*Task brief*: In the excerpt on ALV-J and CIAV co-infection in chickens, at what time point did the Fabricius index show no significant difference among all groups?

*Excerpt*:
________
3.4. CIAV Can Promote the Replication of ALV-J In Vivo

To further investigate whether ALV-J and CIAV could regulate the replication of each other in vivo, the viral loads of ALV-J and CIAV in venous blood and organs of infected chicken were detected using qPCR. The viral load of ALV-J in the venous blood of co-infected chickens was significantly higher than that of ALV-J mono-infected chickens at 7 dpi and 42 dpi, and this difference was extremely significant from 14 dpi to 35 dpi (Figure 6A). However, the viral load of CIAV in the venous blood of chickens in the co-infected group was not significantly different from that in the CIAV mono-infected group at all time points tested (Figure 6B). The viral load of ALV-J in the spleen, thymus, and liver from ALV-J and CIAV co-infected chickens was extremely significantly higher than that of ALV-J mono-infected chickens at 7 dpi, 21 dpi, and 42 dpi (Figure 6C–E). The ALV-J viral load in the Fabricius of co-infected chickens was significantly higher than that of ALV-J mono-infected chickens at 7 dpi, and this difference was extremely significant at 21 dpi, while this difference was not significant at 42 dpi. Additionally, the kidneys of co-infected chickens had significantly higher ALV-J viral loads than those of ALV-J mono-infected chickens at 7 dpi, and this difference was extremely significant at 21 dpi and 42 dpi (Figure 6C–E). However, the viral load of CIAV in the spleen, thymus, Fabricius, liver, and kidney of chickens in the co-infected group was not significantly different from that in the CIAV mono-infected group at 7 dpi, 21 dpi, and 42 dpi (Figure 6F–H). These results demonstrate that CIAV can promote the replication of ALV-J in chicken peripheral blood and major organs, but ALV-J has no significant effects on the replication of CIAV in vivo.

3.5. ALV-J and CIAV Synergistically Enhances the Immunosuppression in SPF Chickens

To determine whether co-infection of ALV-J and CIAV could synergistically promote more severe immunosuppression in chickens, we further evaluated the immune organ indexes and the differentiation of lymphocyte subsets. As described in Figure 7A,B, the spleen index was significantly higher in co-infected chickens than that in ALV-J or CIAV mono-infected chickens at 21 dpi and 42 dpi, indicating that co-infection can cause more serious splenomegaly. The thymus index was significantly lower in co-infected chickens than that in ALV-J or CIAV mono-infected chickens at 21 dpi and 42 dpi, indicating that co-infection caused more severe atrophy of the thymus gland (Figure 7A,B). At 21 dpi, the Fabricius index of ALV-J mono-infected chickens was significantly higher than that of co-infected chickens, CIAV mono-infected chickens, or uninfected chickens, and that of co-infected chickens was significantly higher than that of CIAV mono-infected chickens or uninfected chickens (Figure 7A). At 42 dpi, there was no significant difference in the Fabricius index among all groups (Figure 7B). Next, we measured the proportions of CD3+, CD4+, and CD8+ cells in the blood to assess the cellular immune responses after infection. Compared to the controls, the proportion of CD3+, CD3+CD4+, and CD3+CD8+ cells in the blood of co-infected chickens and mono-infected chickens significantly decreased. Furthermore, the proportion of CD3+, CD3+CD4+, and CD3+CD8+ cells in the blood of CIAV mono-infected chickens were significantly lower than that of ALV-J mono-infected chickens, while the proportion of CD3+, CD3+CD4+, and CD3+CD8+ cells in the blood of co-infected chickens was even more significantly lower than that of CIAV mono-infected chickens. Moreover, when compared to the controls, the ratio of CD4+/CD8+ in the blood of co-infected and mono-infected chickens was significantly lower. These data demonstrate that co-infection of ALV-J and CIAV can promote more severe immunosuppression in chickens than the single infection with either ALV-J or CIAV.
________
*Data*:
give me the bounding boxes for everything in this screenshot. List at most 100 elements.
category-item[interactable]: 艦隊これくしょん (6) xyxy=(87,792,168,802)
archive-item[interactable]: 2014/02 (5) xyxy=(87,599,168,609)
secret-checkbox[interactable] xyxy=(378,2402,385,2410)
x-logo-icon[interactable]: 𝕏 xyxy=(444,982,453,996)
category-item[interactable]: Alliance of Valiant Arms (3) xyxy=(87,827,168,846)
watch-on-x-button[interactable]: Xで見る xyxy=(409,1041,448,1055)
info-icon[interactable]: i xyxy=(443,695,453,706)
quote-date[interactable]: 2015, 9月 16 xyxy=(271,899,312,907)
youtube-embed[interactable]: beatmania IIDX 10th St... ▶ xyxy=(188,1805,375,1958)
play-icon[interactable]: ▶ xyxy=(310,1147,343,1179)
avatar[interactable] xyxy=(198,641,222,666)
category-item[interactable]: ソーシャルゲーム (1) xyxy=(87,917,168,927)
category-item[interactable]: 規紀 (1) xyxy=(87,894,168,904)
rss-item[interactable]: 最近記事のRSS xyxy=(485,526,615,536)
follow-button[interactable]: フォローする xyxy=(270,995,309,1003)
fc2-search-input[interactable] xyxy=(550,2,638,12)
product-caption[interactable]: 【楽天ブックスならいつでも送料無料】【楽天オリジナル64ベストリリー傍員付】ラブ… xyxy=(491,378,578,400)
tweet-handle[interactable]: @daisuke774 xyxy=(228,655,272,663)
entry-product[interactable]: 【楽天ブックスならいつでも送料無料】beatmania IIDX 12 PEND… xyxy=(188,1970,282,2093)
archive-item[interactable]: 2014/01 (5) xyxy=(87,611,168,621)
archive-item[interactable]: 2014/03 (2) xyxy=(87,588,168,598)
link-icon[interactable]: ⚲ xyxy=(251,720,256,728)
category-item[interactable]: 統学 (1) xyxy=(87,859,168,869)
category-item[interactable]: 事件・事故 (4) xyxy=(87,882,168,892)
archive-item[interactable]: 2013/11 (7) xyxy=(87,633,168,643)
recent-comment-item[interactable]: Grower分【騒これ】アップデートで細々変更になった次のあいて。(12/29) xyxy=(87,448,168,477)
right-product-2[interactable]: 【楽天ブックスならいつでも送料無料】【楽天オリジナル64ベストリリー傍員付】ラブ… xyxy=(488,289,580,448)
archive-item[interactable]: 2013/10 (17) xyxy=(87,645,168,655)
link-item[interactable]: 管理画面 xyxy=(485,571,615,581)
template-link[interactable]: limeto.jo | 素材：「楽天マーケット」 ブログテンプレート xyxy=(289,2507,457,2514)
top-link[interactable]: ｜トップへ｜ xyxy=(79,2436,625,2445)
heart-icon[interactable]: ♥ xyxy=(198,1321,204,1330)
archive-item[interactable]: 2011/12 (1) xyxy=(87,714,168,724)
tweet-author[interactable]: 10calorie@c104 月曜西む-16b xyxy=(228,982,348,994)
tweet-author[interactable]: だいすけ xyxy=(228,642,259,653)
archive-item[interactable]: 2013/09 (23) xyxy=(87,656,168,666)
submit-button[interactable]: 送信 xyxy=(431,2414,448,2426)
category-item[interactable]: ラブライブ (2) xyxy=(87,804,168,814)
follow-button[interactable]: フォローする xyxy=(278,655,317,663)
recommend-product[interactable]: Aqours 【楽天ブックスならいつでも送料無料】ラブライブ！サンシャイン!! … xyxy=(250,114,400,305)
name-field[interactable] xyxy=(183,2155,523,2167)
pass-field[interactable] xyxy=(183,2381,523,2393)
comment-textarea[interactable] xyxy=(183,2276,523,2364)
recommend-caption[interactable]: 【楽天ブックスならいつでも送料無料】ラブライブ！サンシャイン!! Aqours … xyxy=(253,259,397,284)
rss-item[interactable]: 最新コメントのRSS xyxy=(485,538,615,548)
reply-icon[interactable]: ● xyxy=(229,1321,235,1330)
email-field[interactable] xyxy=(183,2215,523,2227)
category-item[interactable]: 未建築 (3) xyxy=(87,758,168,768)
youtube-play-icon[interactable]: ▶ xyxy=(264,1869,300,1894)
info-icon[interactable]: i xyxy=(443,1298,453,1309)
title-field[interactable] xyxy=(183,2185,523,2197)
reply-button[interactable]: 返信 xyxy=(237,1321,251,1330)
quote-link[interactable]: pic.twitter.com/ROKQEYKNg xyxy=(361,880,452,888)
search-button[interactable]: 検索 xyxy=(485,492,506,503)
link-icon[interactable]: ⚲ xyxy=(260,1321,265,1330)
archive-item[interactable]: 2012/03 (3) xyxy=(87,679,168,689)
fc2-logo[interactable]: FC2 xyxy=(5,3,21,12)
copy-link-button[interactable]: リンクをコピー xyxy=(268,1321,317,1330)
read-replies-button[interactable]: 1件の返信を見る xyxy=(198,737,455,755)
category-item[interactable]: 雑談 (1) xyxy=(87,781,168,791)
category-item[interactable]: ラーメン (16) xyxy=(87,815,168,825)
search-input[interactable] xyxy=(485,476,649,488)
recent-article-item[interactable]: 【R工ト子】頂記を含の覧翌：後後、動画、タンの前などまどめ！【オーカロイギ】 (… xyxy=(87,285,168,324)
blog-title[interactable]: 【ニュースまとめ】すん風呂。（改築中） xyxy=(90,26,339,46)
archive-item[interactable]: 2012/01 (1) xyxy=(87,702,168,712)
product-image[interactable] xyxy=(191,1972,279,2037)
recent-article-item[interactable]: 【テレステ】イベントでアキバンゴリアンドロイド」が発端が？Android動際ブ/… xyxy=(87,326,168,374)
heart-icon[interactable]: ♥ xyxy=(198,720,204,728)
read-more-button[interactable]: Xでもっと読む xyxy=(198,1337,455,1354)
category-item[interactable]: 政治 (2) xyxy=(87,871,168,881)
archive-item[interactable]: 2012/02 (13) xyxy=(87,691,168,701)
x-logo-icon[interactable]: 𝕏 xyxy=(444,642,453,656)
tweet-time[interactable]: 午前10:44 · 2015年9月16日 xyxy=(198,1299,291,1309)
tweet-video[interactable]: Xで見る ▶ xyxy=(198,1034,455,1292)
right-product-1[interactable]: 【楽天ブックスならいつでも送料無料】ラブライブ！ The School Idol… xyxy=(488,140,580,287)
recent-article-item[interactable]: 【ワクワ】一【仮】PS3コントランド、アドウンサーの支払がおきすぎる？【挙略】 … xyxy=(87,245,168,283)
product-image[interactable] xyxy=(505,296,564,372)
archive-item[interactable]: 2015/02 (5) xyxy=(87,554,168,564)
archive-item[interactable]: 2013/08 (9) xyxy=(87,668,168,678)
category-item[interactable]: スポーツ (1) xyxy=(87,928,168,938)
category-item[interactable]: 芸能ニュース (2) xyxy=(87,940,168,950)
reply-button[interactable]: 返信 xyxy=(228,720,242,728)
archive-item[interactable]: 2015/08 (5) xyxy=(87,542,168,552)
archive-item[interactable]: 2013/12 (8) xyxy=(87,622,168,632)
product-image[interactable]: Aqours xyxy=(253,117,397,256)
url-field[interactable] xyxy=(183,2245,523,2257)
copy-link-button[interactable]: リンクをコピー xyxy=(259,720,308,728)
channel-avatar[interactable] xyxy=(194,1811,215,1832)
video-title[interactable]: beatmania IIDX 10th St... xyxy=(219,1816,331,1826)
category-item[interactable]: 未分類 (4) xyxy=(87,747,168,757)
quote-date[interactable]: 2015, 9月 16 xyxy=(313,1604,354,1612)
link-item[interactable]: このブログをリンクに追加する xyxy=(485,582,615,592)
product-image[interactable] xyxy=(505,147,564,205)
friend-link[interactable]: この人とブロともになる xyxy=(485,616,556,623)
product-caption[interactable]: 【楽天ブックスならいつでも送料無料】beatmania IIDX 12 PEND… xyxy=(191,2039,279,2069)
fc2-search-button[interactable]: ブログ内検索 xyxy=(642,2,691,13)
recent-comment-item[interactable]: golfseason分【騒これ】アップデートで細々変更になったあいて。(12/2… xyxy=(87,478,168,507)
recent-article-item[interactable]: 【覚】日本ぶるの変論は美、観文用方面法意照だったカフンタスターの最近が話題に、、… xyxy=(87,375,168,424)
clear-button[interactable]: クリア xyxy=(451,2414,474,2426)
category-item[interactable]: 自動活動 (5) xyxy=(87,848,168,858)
________
*Solution to this exercise*: At 42 dpi.